### Material for this exercise

•••

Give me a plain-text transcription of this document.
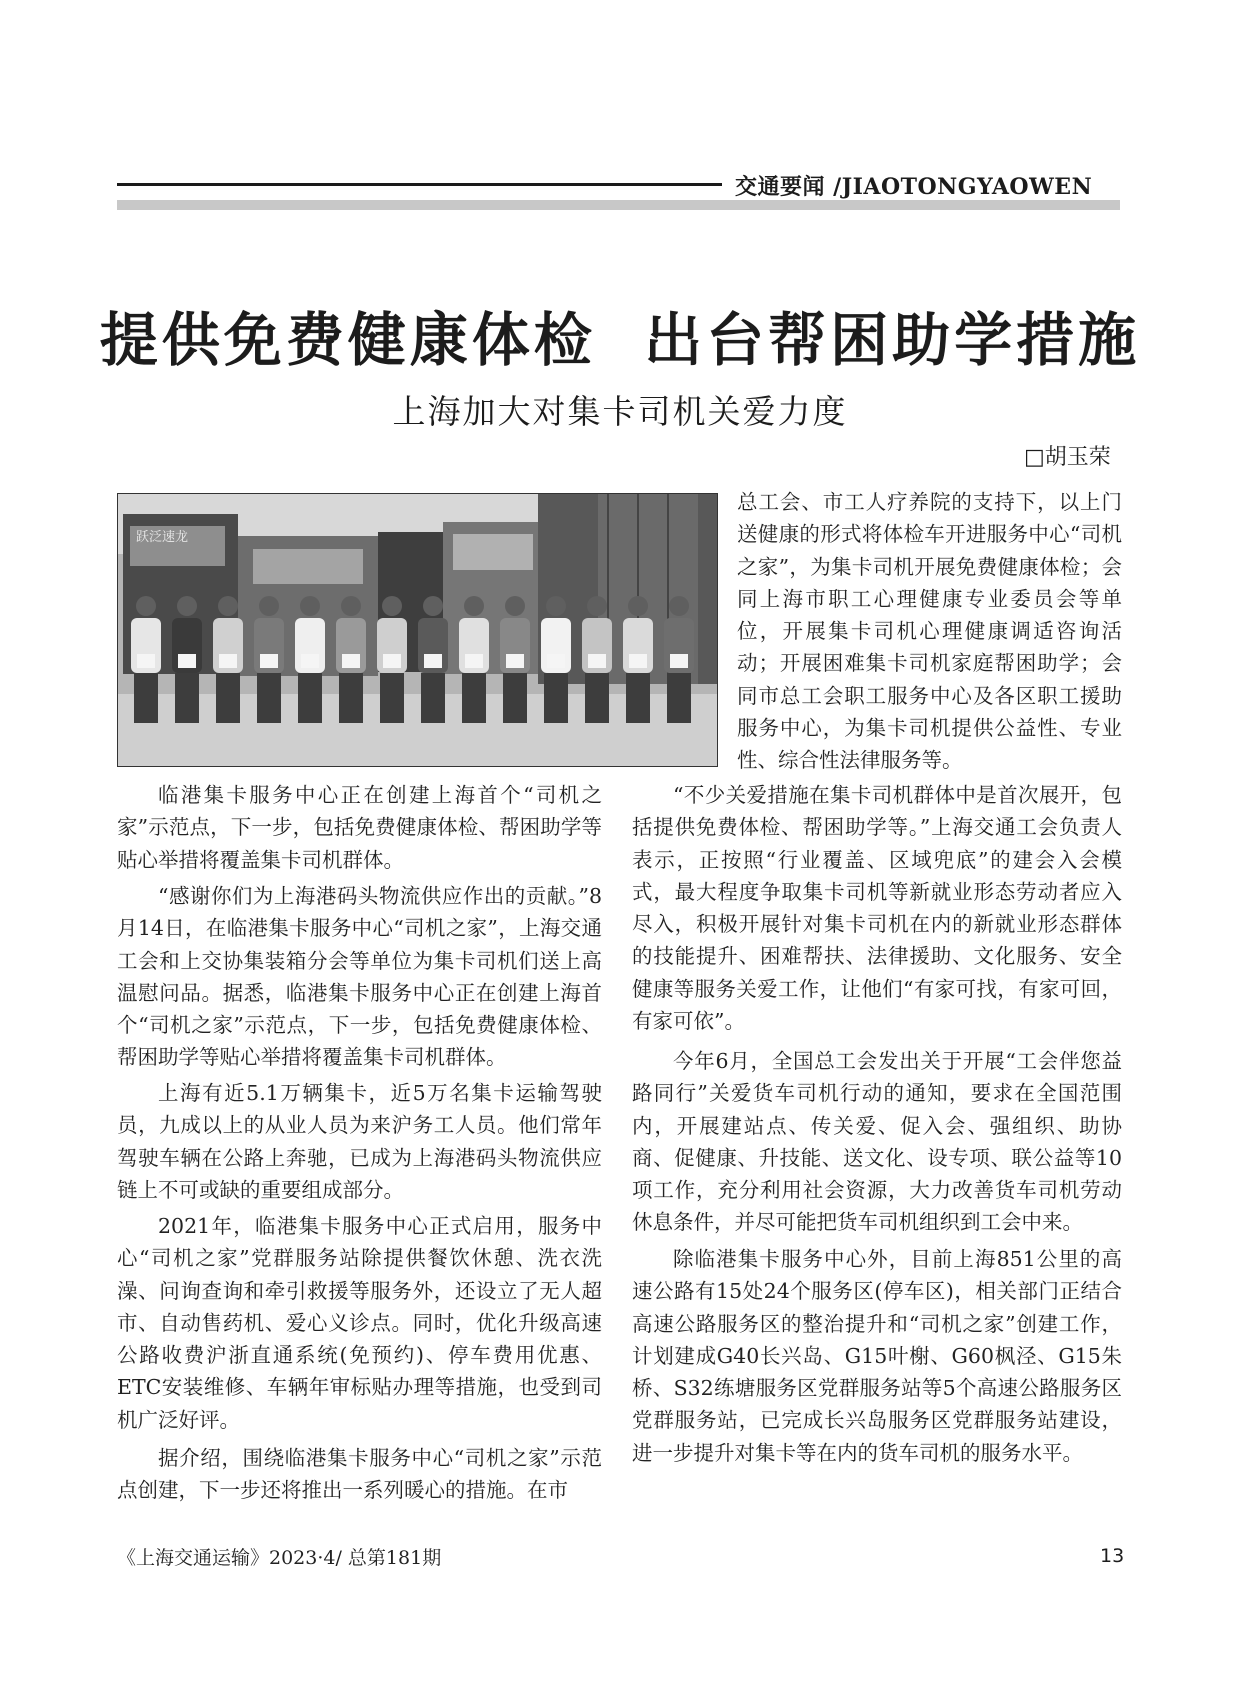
交通要闻 /JIAOTONGYAOWEN
提供免费健康体检  出台帮困助学措施
上海加大对集卡司机关爱力度
□胡玉荣
跃泛速龙

总工会、市工人疗养院的支持下，以上门送健康的形式将体检车开进服务中心“司机之家”，为集卡司机开展免费健康体检；会同上海市职工心理健康专业委员会等单位，开展集卡司机心理健康调适咨询活动；开展困难集卡司机家庭帮困助学；会同市总工会职工服务中心及各区职工援助服务中心，为集卡司机提供公益性、专业性、综合性法律服务等。

临港集卡服务中心正在创建上海首个“司机之家”示范点，下一步，包括免费健康体检、帮困助学等贴心举措将覆盖集卡司机群体。

“感谢你们为上海港码头物流供应作出的贡献。”8月14日，在临港集卡服务中心“司机之家”，上海交通工会和上交协集装箱分会等单位为集卡司机们送上高温慰问品。据悉，临港集卡服务中心正在创建上海首个“司机之家”示范点，下一步，包括免费健康体检、帮困助学等贴心举措将覆盖集卡司机群体。

上海有近5.1万辆集卡，近5万名集卡运输驾驶员，九成以上的从业人员为来沪务工人员。他们常年驾驶车辆在公路上奔驰，已成为上海港码头物流供应链上不可或缺的重要组成部分。

2021年，临港集卡服务中心正式启用，服务中心“司机之家”党群服务站除提供餐饮休憩、洗衣洗澡、问询查询和牵引救援等服务外，还设立了无人超市、自动售药机、爱心义诊点。同时，优化升级高速公路收费沪浙直通系统(免预约)、停车费用优惠、ETC安装维修、车辆年审标贴办理等措施，也受到司机广泛好评。

据介绍，围绕临港集卡服务中心“司机之家”示范点创建，下一步还将推出一系列暖心的措施。在市

“不少关爱措施在集卡司机群体中是首次展开，包括提供免费体检、帮困助学等。”上海交通工会负责人表示，正按照“行业覆盖、区域兜底”的建会入会模式，最大程度争取集卡司机等新就业形态劳动者应入尽入，积极开展针对集卡司机在内的新就业形态群体的技能提升、困难帮扶、法律援助、文化服务、安全健康等服务关爱工作，让他们“有家可找，有家可回，有家可依”。

今年6月，全国总工会发出关于开展“工会伴您益路同行”关爱货车司机行动的通知，要求在全国范围内，开展建站点、传关爱、促入会、强组织、助协商、促健康、升技能、送文化、设专项、联公益等10项工作，充分利用社会资源，大力改善货车司机劳动休息条件，并尽可能把货车司机组织到工会中来。

除临港集卡服务中心外，目前上海851公里的高速公路有15处24个服务区(停车区)，相关部门正结合高速公路服务区的整治提升和“司机之家”创建工作，计划建成G40长兴岛、G15叶榭、G60枫泾、G15朱桥、S32练塘服务区党群服务站等5个高速公路服务区党群服务站，已完成长兴岛服务区党群服务站建设，进一步提升对集卡等在内的货车司机的服务水平。

《上海交通运输》2023·4/ 总第181期	13
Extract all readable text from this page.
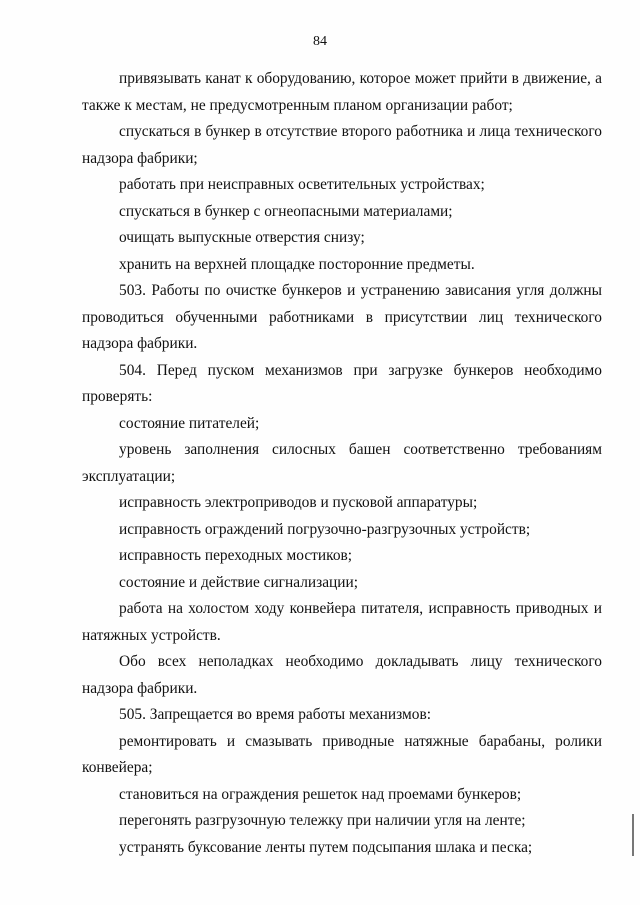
84

привязывать канат к оборудованию, которое может прийти в движение, а также к местам, не предусмотренным планом организации работ;

спускаться в бункер в отсутствие второго работника и лица технического надзора фабрики;

работать при неисправных осветительных устройствах;

спускаться в бункер с огнеопасными материалами;

очищать выпускные отверстия снизу;

хранить на верхней площадке посторонние предметы.

503. Работы по очистке бункеров и устранению зависания угля должны проводиться обученными работниками в присутствии лиц технического надзора фабрики.

504. Перед пуском механизмов при загрузке бункеров необходимо проверять:

состояние питателей;

уровень заполнения силосных башен соответственно требованиям эксплуатации;

исправность электроприводов и пусковой аппаратуры;

исправность ограждений погрузочно-разгрузочных устройств;

исправность переходных мостиков;

состояние и действие сигнализации;

работа на холостом ходу конвейера питателя, исправность приводных и натяжных устройств.

Обо всех неполадках необходимо докладывать лицу технического надзора фабрики.

505. Запрещается во время работы механизмов:

ремонтировать и смазывать приводные натяжные барабаны, ролики конвейера;

становиться на ограждения решеток над проемами бункеров;

перегонять разгрузочную тележку при наличии угля на ленте;

устранять буксование ленты путем подсыпания шлака и песка;
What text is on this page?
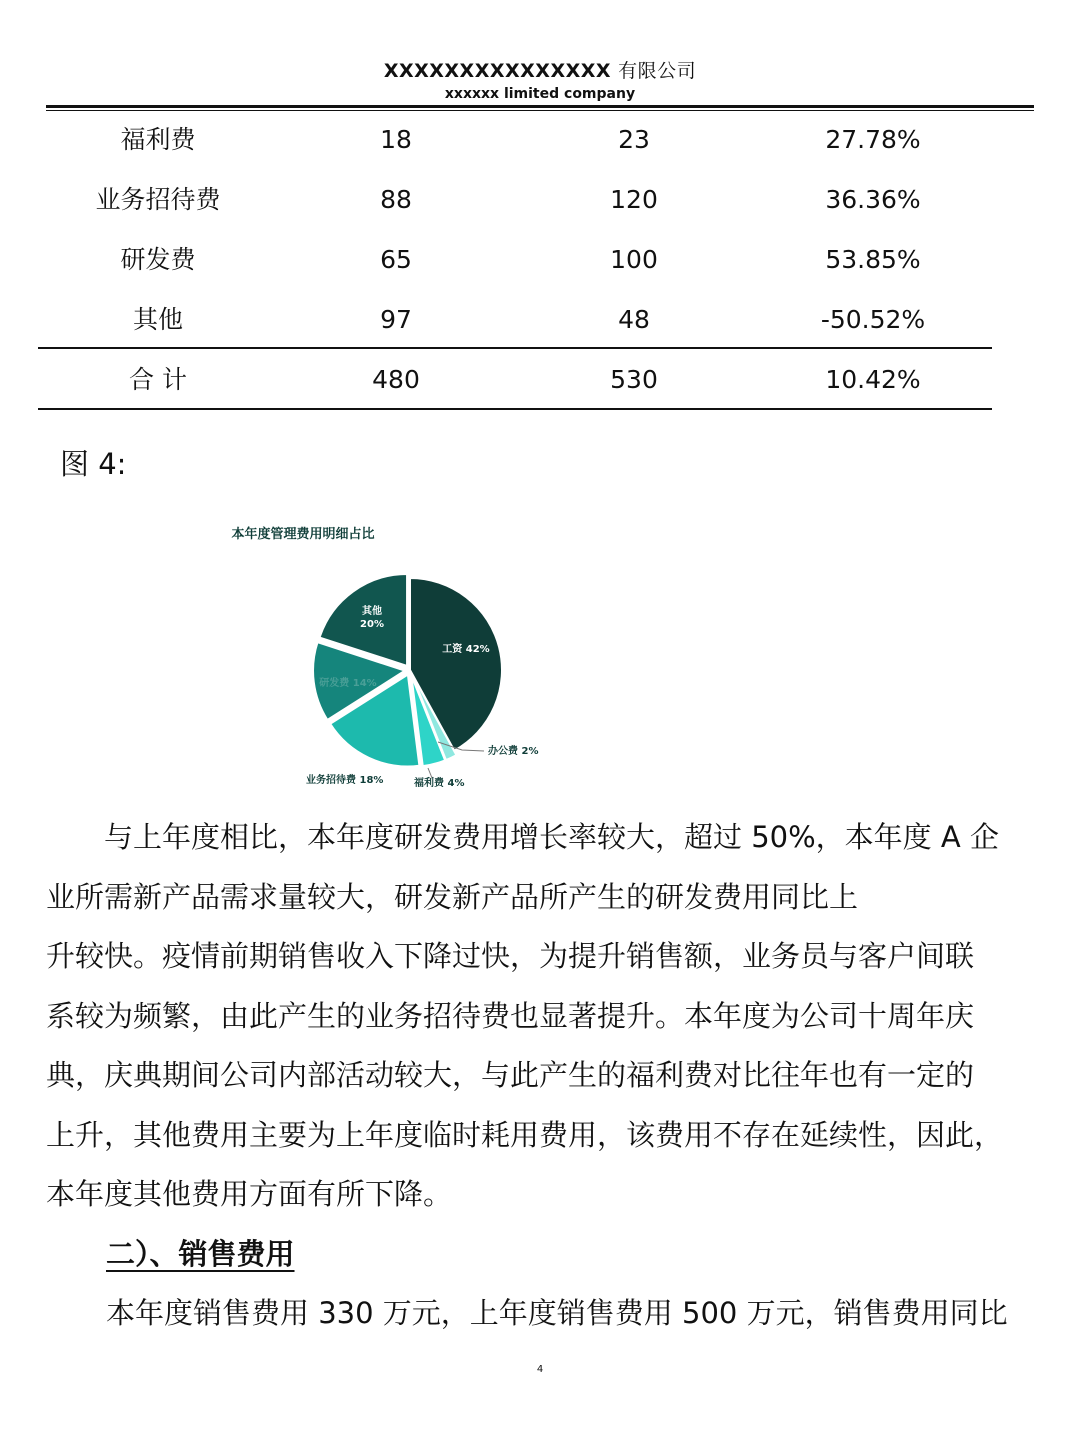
XXXXXXXXXXXXXXX 有限公司
xxxxxx limited company
福利费	18	23	27.78%
业务招待费	88	120	36.36%
研发费	65	100	53.85%
其他	97	48	-50.52%
合 计	480	530	10.42%
图 4:
本年度管理费用明细占比
工资 42%
办公费 2%
福利费 4%
业务招待费 18%
研发费 14%
其他 20%

与上年度相比，本年度研发费用增长率较大，超过 50%，本年度 A 企

业所需新产品需求量较大，研发新产品所产生的研发费用同比上

升较快。疫情前期销售收入下降过快，为提升销售额，业务员与客户间联

系较为频繁，由此产生的业务招待费也显著提升。本年度为公司十周年庆

典，庆典期间公司内部活动较大，与此产生的福利费对比往年也有一定的

上升，其他费用主要为上年度临时耗用费用，该费用不存在延续性，因此，

本年度其他费用方面有所下降。

二）、销售费用

本年度销售费用 330 万元，上年度销售费用 500 万元，销售费用同比

4
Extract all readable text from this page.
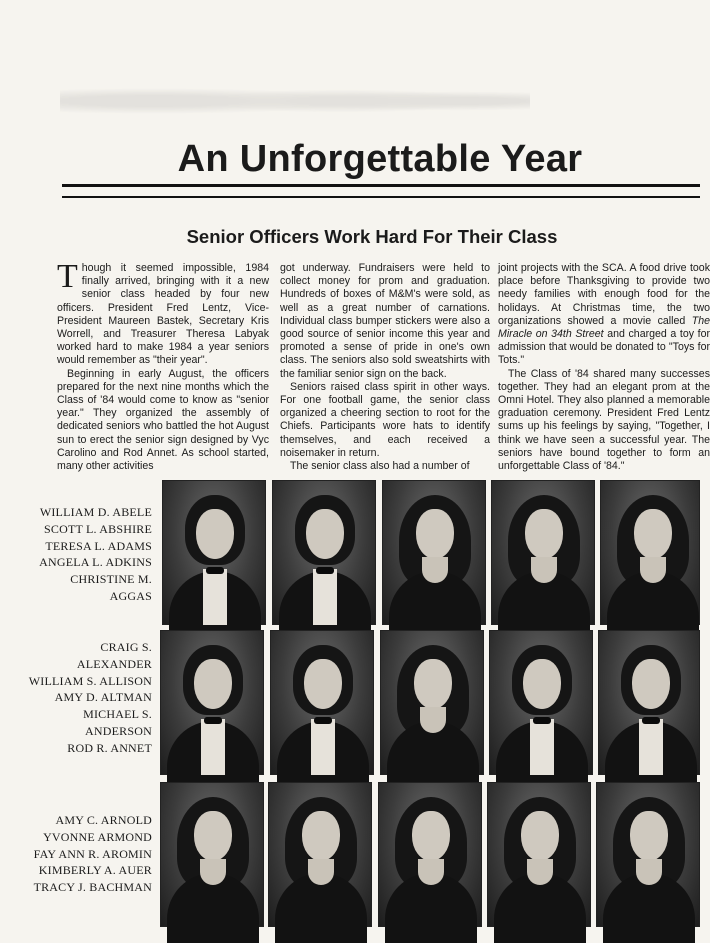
An Unforgettable Year
Senior Officers Work Hard For Their Class

Though it seemed impossible, 1984 finally arrived, bringing with it a new senior class headed by four new officers. President Fred Lentz, Vice-President Maureen Bastek, Secretary Kris Worrell, and Treasurer Theresa Labyak worked hard to make 1984 a year seniors would remember as "their year".

Beginning in early August, the officers prepared for the next nine months which the Class of '84 would come to know as "senior year." They organized the assembly of dedicated seniors who battled the hot August sun to erect the senior sign designed by Vyc Carolino and Rod Annet. As school started, many other activities

got underway. Fundraisers were held to collect money for prom and graduation. Hundreds of boxes of M&M's were sold, as well as a great number of carnations. Individual class bumper stickers were also a good source of senior income this year and promoted a sense of pride in one's own class. The seniors also sold sweatshirts with the familiar senior sign on the back.

Seniors raised class spirit in other ways. For one football game, the senior class organized a cheering section to root for the Chiefs. Participants wore hats to identify themselves, and each received a noisemaker in return.

The senior class also had a number of

joint projects with the SCA. A food drive took place before Thanksgiving to provide two needy families with enough food for the holidays. At Christmas time, the two organizations showed a movie called The Miracle on 34th Street and charged a toy for admission that would be donated to "Toys for Tots."

The Class of '84 shared many successes together. They had an elegant prom at the Omni Hotel. They also planned a memorable graduation ceremony. President Fred Lentz sums up his feelings by saying, "Together, I think we have seen a successful year. The seniors have bound together to form an unforgettable Class of '84."

WILLIAM D. ABELE
SCOTT L. ABSHIRE
TERESA L. ADAMS
ANGELA L. ADKINS
CHRISTINE M.
AGGAS
CRAIG S.
ALEXANDER
WILLIAM S. ALLISON
AMY D. ALTMAN
MICHAEL S.
ANDERSON
ROD R. ANNET
AMY C. ARNOLD
YVONNE ARMOND
FAY ANN R. AROMIN
KIMBERLY A. AUER
TRACY J. BACHMAN
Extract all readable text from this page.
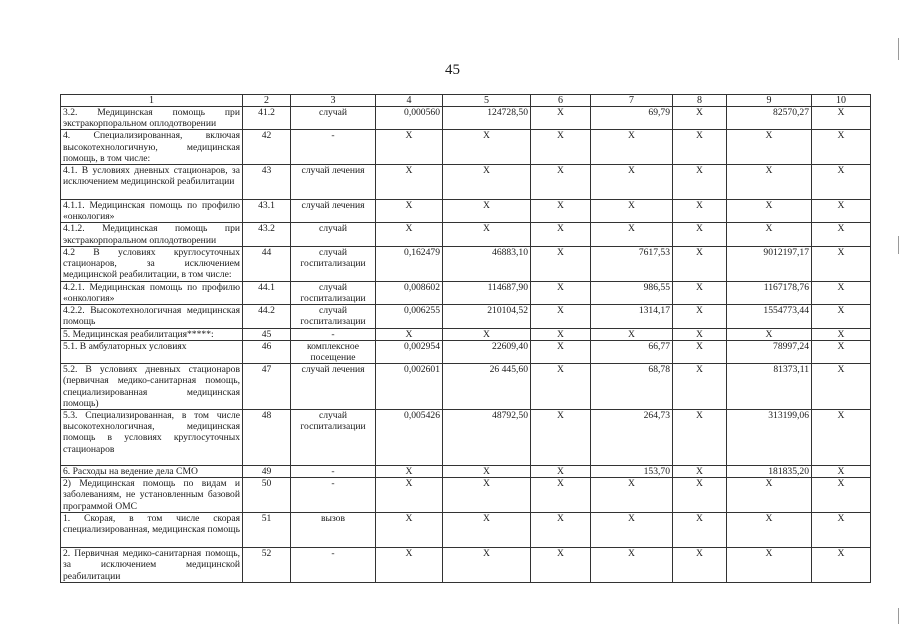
45
1	2	3	4	5	6	7	8	9	10
3.2. Медицинская помощь при экстракорпоральном оплодотворении	41.2	случай	0,000560	124728,50	X	69,79	X	82570,27	X
4. Специализированная, включая высокотехнологичную, медицинская помощь, в том числе:	42	-	X	X	X	X	X	X	X
4.1. В условиях дневных стационаров, за исключением медицинской реабилитации	43	случай лечения	X	X	X	X	X	X	X
4.1.1. Медицинская помощь по профилю «онкология»	43.1	случай лечения	X	X	X	X	X	X	X
4.1.2. Медицинская помощь при экстракорпоральном оплодотворении	43.2	случай	X	X	X	X	X	X	X
4.2 В условиях круглосуточных стационаров, за исключением медицинской реабилитации, в том числе:	44	случай госпитализации	0,162479	46883,10	X	7617,53	X	9012197,17	X
4.2.1. Медицинская помощь по профилю «онкология»	44.1	случай госпитализации	0,008602	114687,90	X	986,55	X	1167178,76	X
4.2.2. Высокотехнологичная медицинская помощь	44.2	случай госпитализации	0,006255	210104,52	X	1314,17	X	1554773,44	X
5. Медицинская реабилитация*****:	45	-	X	X	X	X	X	X	X
5.1. В амбулаторных условиях	46	комплексное посещение	0,002954	22609,40	X	66,77	X	78997,24	X
5.2. В условиях дневных стационаров (первичная медико-санитарная помощь, специализированная медицинская помощь)	47	случай лечения	0,002601	26 445,60	X	68,78	X	81373,11	X
5.3. Специализированная, в том числе высокотехнологичная, медицинская помощь в условиях круглосуточных стационаров	48	случай госпитализации	0,005426	48792,50	X	264,73	X	313199,06	X
6. Расходы на ведение дела СМО	49	-	X	X	X	153,70	X	181835,20	X
2) Медицинская помощь по видам и заболеваниям, не установленным базовой программой ОМС	50	-	X	X	X	X	X	X	X
1. Скорая, в том числе скорая специализированная, медицинская помощь	51	вызов	X	X	X	X	X	X	X
2. Первичная медико-санитарная помощь, за исключением медицинской реабилитации	52	-	X	X	X	X	X	X	X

•••

### Prompt
Reply with only the number of lines in the entries that contain the word "онкология".

### Answer
2